Count every line that holds the string "计算机毕设匠心工作室", and report the number alone.
-------- Record excerpts
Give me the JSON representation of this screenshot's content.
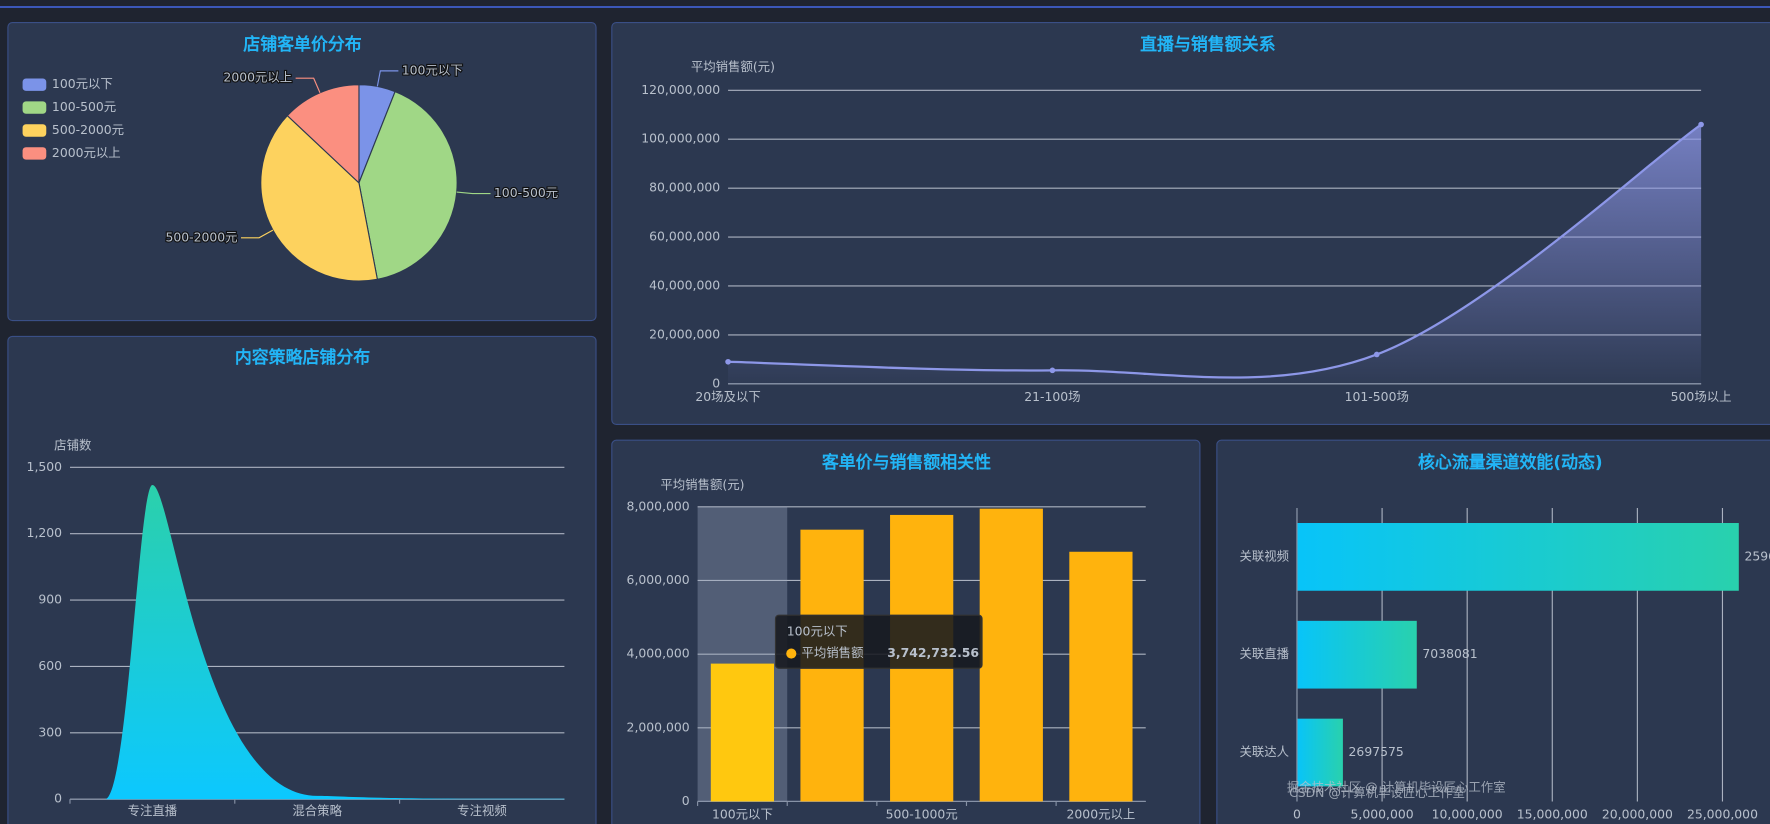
{
  "chart_data": [
    {
      "type": "pie",
      "title": "店铺客单价分布",
      "categories": [
        "100元以下",
        "100-500元",
        "500-2000元",
        "2000元以上"
      ],
      "values": [
        6,
        41,
        40,
        13
      ],
      "colors": [
        "#7b93e8",
        "#a0d786",
        "#fdd25e",
        "#fb8f80"
      ],
      "legend": "top-left"
    },
    {
      "type": "line",
      "title": "直播与销售额关系",
      "y_label": "平均销售额(元)",
      "categories": [
        "20场及以下",
        "21-100场",
        "101-500场",
        "500场以上"
      ],
      "values": [
        9000000,
        5500000,
        12000000,
        106000000
      ],
      "color": "#8d97e8",
      "area": true,
      "ylim": [
        0,
        120000000
      ],
      "yticks": [
        0,
        {
          "value": 20000000,
          "label": "20,000,000"
        },
        {
          "value": 40000000,
          "label": "40,000,000"
        },
        {
          "value": 60000000,
          "label": "60,000,000"
        },
        {
          "value": 80000000,
          "label": "80,000,000"
        },
        {
          "value": 100000000,
          "label": "100,000,000"
        },
        {
          "value": 120000000,
          "label": "120,000,000"
        }
      ],
      "grid": true
    },
    {
      "type": "area",
      "title": "内容策略店铺分布",
      "y_label": "店铺数",
      "categories": [
        "专注直播",
        "混合策略",
        "专注视频"
      ],
      "values": [
        1420,
        15,
        2
      ],
      "colors": [
        "#2bd0ab",
        "#0cc8ff"
      ],
      "ylim": [
        0,
        1500
      ],
      "yticks": [
        0,
        300,
        600,
        900,
        {
          "value": 1200,
          "label": "1,200"
        },
        {
          "value": 1500,
          "label": "1,500"
        }
      ],
      "grid": true
    },
    {
      "type": "bar",
      "title": "客单价与销售额相关性",
      "y_label": "平均销售额(元)",
      "categories": [
        "100元以下",
        null,
        "500-1000元",
        null,
        "2000元以上"
      ],
      "series": [
        {
          "name": "平均销售额",
          "color": "#ffb30d",
          "values": [
            3742732.56,
            7380000,
            7780000,
            7950000,
            6780000
          ],
          "value_labels": [
            "3,742,732.56",
            null,
            null,
            null,
            null
          ]
        }
      ],
      "highlight": 0,
      "ylim": [
        0,
        8000000
      ],
      "yticks": [
        0,
        {
          "value": 2000000,
          "label": "2,000,000"
        },
        {
          "value": 4000000,
          "label": "4,000,000"
        },
        {
          "value": 6000000,
          "label": "6,000,000"
        },
        {
          "value": 8000000,
          "label": "8,000,000"
        }
      ],
      "grid": true
    },
    {
      "type": "bar",
      "horizontal": true,
      "title": "核心流量渠道效能(动态)",
      "categories": [
        "关联视频",
        "关联直播",
        "关联达人"
      ],
      "values": [
        25960000,
        7038081,
        2697575
      ],
      "colors": [
        "#08c4f9",
        "#29d1ad"
      ],
      "xlim": [
        0,
        26000000
      ],
      "xticks": [
        0,
        {
          "value": 5000000,
          "label": "5,000,000"
        },
        {
          "value": 10000000,
          "label": "10,000,000"
        },
        {
          "value": 15000000,
          "label": "15,000,000"
        },
        {
          "value": 20000000,
          "label": "20,000,000"
        },
        {
          "value": 25000000,
          "label": "25,000,000"
        }
      ],
      "grid": true
    }
  ],
  "watermarks": [
    "掘金技术社区 @ 计算机毕设匠心工作室",
    "CSDN @计算机毕设匠心工作室"
  ]
}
----------------
▸ **The completed task**: 2